### What this task involves
Copy each line of the entries beneath that contains the word "Pression".

----- Data section -----

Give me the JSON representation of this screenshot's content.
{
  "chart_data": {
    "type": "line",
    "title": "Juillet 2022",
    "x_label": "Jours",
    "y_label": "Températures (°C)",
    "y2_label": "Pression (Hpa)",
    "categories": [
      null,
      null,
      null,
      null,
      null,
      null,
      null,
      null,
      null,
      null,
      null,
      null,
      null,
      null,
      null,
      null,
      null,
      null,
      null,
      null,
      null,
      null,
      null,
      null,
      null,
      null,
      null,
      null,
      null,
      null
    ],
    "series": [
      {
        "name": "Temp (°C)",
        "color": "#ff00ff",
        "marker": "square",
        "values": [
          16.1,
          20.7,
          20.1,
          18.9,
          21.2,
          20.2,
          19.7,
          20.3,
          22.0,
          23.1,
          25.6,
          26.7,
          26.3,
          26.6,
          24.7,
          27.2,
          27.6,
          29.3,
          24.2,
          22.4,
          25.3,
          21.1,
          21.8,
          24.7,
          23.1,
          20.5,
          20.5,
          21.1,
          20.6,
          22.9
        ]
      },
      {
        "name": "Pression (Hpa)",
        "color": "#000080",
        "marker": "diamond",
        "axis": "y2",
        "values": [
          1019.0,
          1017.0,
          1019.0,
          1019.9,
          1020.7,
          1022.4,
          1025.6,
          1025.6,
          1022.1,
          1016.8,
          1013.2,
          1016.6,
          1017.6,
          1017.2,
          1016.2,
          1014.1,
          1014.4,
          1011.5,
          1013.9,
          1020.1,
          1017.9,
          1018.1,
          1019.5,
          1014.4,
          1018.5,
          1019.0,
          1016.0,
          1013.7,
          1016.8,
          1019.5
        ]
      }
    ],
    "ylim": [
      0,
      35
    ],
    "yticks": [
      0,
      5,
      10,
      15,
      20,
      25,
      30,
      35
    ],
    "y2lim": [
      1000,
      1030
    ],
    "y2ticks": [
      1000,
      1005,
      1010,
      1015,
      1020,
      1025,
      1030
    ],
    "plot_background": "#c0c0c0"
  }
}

-----

### Task solution
    "y2_label": "Pression (Hpa)",
        "name": "Pression (Hpa)",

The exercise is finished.